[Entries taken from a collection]
▼
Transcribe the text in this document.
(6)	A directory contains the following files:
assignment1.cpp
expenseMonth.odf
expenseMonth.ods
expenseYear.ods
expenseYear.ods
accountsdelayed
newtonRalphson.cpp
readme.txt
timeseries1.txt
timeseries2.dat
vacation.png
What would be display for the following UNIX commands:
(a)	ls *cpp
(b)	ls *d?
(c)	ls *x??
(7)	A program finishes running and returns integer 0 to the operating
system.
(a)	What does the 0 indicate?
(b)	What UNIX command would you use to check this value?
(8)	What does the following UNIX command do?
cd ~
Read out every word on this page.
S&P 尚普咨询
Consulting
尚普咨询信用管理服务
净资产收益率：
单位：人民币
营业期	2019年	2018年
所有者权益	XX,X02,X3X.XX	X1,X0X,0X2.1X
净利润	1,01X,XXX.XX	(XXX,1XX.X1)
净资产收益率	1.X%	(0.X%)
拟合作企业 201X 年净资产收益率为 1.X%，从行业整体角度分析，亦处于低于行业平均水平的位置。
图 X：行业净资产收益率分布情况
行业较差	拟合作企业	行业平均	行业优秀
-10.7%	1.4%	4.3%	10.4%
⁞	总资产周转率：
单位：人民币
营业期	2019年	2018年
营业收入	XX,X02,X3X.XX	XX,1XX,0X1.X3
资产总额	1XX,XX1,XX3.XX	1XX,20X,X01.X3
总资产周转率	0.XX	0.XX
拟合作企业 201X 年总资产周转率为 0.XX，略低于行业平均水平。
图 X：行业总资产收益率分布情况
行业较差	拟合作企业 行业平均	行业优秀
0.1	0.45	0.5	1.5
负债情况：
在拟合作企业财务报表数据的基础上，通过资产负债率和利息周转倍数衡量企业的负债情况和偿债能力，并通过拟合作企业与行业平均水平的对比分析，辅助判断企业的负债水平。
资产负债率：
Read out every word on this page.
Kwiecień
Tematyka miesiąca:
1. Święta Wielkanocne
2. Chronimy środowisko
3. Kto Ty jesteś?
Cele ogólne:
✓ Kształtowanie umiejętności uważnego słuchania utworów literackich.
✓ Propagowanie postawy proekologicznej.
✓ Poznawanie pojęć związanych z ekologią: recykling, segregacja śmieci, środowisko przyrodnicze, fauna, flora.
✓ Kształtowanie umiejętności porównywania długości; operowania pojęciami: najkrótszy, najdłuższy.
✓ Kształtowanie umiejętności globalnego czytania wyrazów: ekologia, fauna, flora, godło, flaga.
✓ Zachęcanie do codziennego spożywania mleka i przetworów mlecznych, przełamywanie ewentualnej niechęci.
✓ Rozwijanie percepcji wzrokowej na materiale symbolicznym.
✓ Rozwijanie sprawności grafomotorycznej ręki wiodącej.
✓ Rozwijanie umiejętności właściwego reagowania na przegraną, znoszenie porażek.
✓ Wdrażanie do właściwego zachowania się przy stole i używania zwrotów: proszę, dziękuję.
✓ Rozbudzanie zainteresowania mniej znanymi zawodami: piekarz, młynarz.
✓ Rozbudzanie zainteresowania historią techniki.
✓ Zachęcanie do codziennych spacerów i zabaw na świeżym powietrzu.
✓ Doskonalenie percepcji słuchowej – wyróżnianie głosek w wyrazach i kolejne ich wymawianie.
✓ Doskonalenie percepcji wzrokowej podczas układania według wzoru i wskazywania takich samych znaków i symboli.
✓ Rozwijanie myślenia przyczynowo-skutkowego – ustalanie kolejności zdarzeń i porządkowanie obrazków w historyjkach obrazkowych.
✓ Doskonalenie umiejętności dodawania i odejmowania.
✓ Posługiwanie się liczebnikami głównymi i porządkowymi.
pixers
▲
[WHAT IS BEING ASKED] Each line of the material should be duplicated exactly, please.

[SOLUTION BELOW]
Transcribe the text in this document.
(6)	A directory contains the following files:
assignment1.cpp
expenseMonth.odf
expenseMonth.ods
expenseYear.ods
expenseYear.ods
accountsdelayed
newtonRalphson.cpp
readme.txt
timeseries1.txt
timeseries2.dat
vacation.png
What would be display for the following UNIX commands:
(a)	ls *cpp
(b)	ls *d?
(c)	ls *x??
(7)	A program finishes running and returns integer 0 to the operating
system.
(a)	What does the 0 indicate?
(b)	What UNIX command would you use to check this value?
(8)	What does the following UNIX command do?
cd ~
Read out every word on this page.
S&P 尚普咨询
Consulting
尚普咨询信用管理服务
净资产收益率：
单位：人民币
营业期	2019年	2018年
所有者权益	XX,X02,X3X.XX	X1,X0X,0X2.1X
净利润	1,01X,XXX.XX	(XXX,1XX.X1)
净资产收益率	1.X%	(0.X%)
拟合作企业 201X 年净资产收益率为 1.X%，从行业整体角度分析，亦处于低于行业平均水平的位置。
图 X：行业净资产收益率分布情况
行业较差	拟合作企业	行业平均	行业优秀
-10.7%	1.4%	4.3%	10.4%
⁞	总资产周转率：
单位：人民币
营业期	2019年	2018年
营业收入	XX,X02,X3X.XX	XX,1XX,0X1.X3
资产总额	1XX,XX1,XX3.XX	1XX,20X,X01.X3
总资产周转率	0.XX	0.XX
拟合作企业 201X 年总资产周转率为 0.XX，略低于行业平均水平。
图 X：行业总资产收益率分布情况
行业较差	拟合作企业 行业平均	行业优秀
0.1	0.45	0.5	1.5
负债情况：
在拟合作企业财务报表数据的基础上，通过资产负债率和利息周转倍数衡量企业的负债情况和偿债能力，并通过拟合作企业与行业平均水平的对比分析，辅助判断企业的负债水平。
资产负债率：
Read out every word on this page.
Kwiecień
Tematyka miesiąca:
1. Święta Wielkanocne
2. Chronimy środowisko
3. Kto Ty jesteś?
Cele ogólne:
✓ Kształtowanie umiejętności uważnego słuchania utworów literackich.
✓ Propagowanie postawy proekologicznej.
✓ Poznawanie pojęć związanych z ekologią: recykling, segregacja śmieci, środowisko przyrodnicze, fauna, flora.
✓ Kształtowanie umiejętności porównywania długości; operowania pojęciami: najkrótszy, najdłuższy.
✓ Kształtowanie umiejętności globalnego czytania wyrazów: ekologia, fauna, flora, godło, flaga.
✓ Zachęcanie do codziennego spożywania mleka i przetworów mlecznych, przełamywanie ewentualnej niechęci.
✓ Rozwijanie percepcji wzrokowej na materiale symbolicznym.
✓ Rozwijanie sprawności grafomotorycznej ręki wiodącej.
✓ Rozwijanie umiejętności właściwego reagowania na przegraną, znoszenie porażek.
✓ Wdrażanie do właściwego zachowania się przy stole i używania zwrotów: proszę, dziękuję.
✓ Rozbudzanie zainteresowania mniej znanymi zawodami: piekarz, młynarz.
✓ Rozbudzanie zainteresowania historią techniki.
✓ Zachęcanie do codziennych spacerów i zabaw na świeżym powietrzu.
✓ Doskonalenie percepcji słuchowej – wyróżnianie głosek w wyrazach i kolejne ich wymawianie.
✓ Doskonalenie percepcji wzrokowej podczas układania według wzoru i wskazywania takich samych znaków i symboli.
✓ Rozwijanie myślenia przyczynowo-skutkowego – ustalanie kolejności zdarzeń i porządkowanie obrazków w historyjkach obrazkowych.
✓ Doskonalenie umiejętności dodawania i odejmowania.
✓ Posługiwanie się liczebnikami głównymi i porządkowymi.
pixers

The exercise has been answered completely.